## Work to do
Check each line of the data for "Massachusetts" and select those that have it.
##### Source data #####
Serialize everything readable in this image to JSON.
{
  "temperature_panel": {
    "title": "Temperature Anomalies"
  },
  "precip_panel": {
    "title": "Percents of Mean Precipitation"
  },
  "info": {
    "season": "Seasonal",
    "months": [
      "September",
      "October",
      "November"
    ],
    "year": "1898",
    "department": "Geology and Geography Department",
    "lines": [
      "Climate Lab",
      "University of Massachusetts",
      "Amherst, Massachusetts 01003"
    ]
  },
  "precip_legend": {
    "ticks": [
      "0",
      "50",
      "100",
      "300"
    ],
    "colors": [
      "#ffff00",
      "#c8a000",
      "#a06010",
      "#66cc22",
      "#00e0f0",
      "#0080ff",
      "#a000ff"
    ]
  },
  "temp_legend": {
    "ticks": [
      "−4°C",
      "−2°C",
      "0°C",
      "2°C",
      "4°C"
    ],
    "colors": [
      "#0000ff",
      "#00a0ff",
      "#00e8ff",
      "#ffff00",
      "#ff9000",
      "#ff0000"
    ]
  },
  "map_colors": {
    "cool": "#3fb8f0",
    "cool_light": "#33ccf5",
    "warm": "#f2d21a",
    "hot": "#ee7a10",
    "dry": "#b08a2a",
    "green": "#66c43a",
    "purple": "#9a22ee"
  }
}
#####
## Reply to the exercise
      "University of Massachusetts",
      "Amherst, Massachusetts 01003"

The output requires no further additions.